==== Отрывок
В углу низкой комнаты сложены странные хитросплетения из бамбука. Каждое из них, если взять его в отдельности и покачать, дает определенный звук, а все они вместе, если их возьмут в руки разные люди и покачают одновременно, составят гамму. Это тоже народное мастерство - старинные инструменты, еще и сейчас используемые в далеких уголках Японии во время деревенских праздников.
На верхний этаж дома ведет крутая лестница, над ней вместо перил с потолка свешиваются громадные деревянные четки - можно подниматься, перехватываясь за них рукой. На втором этаже снова стоит стол с табуретками вокруг него, но, как выясняется, это не стол, а просто перевернутая колода, в которой в старину месили тесто; ее дно, теперь служащее столом, отполировано самим временем так, словно над ним работали лучшие полировщики.
Наши шляпы и пальто кладутся в какой-то странный черный, гладко отполированный, длинный предмет, напоминающий собой очень узкое и длинное корыто. Оказывается, это и на самом деле старинное деревенское корыто.
Дом господина Кавасэ, конечно, не деревенский дом; он не похож даже на те старинные деревенские дома северо-восточной Японии, из старого дерева которых он собран. Для того чтобы быть похожим на деревенский дом, он и слишком велик, и слишком много всяческой деревенской старины свезено в него долгими тщаниями хозяина. Но дом этот дышит любовью к народному искусству своей страны, и это располагает к самому хозяину, подвижному, нервному и на первых порах слегка озадаченному - зачем сейчас, всего через пять месяцев после капитуляции, в раздираемой политическими страстями Японии, журналист, представитель одной из держав-победительниц вдруг постучался именно в его дом.
========
==== Данные
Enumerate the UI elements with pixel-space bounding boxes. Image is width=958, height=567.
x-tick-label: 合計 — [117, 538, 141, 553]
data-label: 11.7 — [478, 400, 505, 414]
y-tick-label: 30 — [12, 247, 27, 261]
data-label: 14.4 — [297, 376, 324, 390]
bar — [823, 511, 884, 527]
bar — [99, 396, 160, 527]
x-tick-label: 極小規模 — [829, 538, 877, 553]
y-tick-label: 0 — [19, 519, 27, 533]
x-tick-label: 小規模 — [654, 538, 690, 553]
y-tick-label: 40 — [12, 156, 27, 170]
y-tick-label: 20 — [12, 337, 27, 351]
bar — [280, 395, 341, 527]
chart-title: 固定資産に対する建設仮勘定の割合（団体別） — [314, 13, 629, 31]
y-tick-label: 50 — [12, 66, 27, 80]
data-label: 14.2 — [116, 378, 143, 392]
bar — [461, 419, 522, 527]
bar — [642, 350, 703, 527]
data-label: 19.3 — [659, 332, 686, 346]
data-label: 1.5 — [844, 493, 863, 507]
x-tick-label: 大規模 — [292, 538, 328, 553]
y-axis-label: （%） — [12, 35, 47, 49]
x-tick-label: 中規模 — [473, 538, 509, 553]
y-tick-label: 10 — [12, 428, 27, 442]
========
- **Задание 1**: Выпишите из отрывка о доме господина Кавасэ фрагмент от слов «На верхний этаж» до слов «работали лучшие полировщики.» включительно.
- **Задание 2**: Напишите, что следует дальше в отрывке о доме господина Кавасэ, начав сразу после его последнего предложения.

- **Письменный ответ 1**:
На верхний этаж дома ведет крутая лестница, над ней вместо перил с потолка свешиваются громадные деревянные четки - можно подниматься, перехватываясь за них рукой. На втором этаже снова стоит стол с табуретками вокруг него, но, как выясняется, это не стол, а просто перевернутая колода, в которой в старину месили тесто; ее дно, теперь служащее столом, отполировано самим временем так, словно над ним работали лучшие полировщики.

- **Письменный ответ 2**:
Мы садимся за стол, и примерно час уходит на то, чтобы постепенно убедить господина Кавасэ, что хотя мне далеко не чуждо все, что связано с политическими страстями, раздирающими сейчас Японию, но что касается моего визита к нему, то как раз этот визит имеет отношение исключительно к народному искусству. Оно меня интересует и оно послужило единственной причиной того, что я постучался в его дом.
Первый час - не из легких. Но в начале второго господин Кавасэ, наконец уверясь в том, в чем я его хотел уверить, по-прежнему оставаясь подвижным, вдруг перестает быть суетливым, у него исчезает и опасливая напряженность позы, и напряженность лица. Передо мной спокойно сидит старый человек, рассказывающий о своем любимом деле.
Он говорит о том, что обычно делает выставку своих произведений раз в год в Киото, в магазине Такасимая, что изделия для обжига подготавливаются постепенно, а обжиг производится сразу. Раньше это делалось несколько раз в год, а в прошлом году и, очевидно, в этом придется зажигать печь только один раз, из-за трудностей с топливом. Ему необходима ель; некоторые считают, что это безразлично, но он думает, что дерево, которое используется при обжиге, влияет на качество фарфора. Та система обжига, по которой построена его печь, существует уже две тысячи лет. Она завезена в Японию из Китая через Корею. Он занимается фарфоровым делом двадцать семь лет из своих пятидесяти пяти, но, к сожалению, может показать сейчас очень мало своих работ.
- Почему? - спрашиваю я.- Разве он не оставляет каждый год лучшие работы для коллекции?
Да, он оставляет их на некоторое время, но он не любит, чтобы старые вещи, сделанные им очень давно, стояли кругом него и напоминали ему о себе. Это мешает ему стремиться к новым работам.
Я спрашиваю его, является ли его искусство наследственным.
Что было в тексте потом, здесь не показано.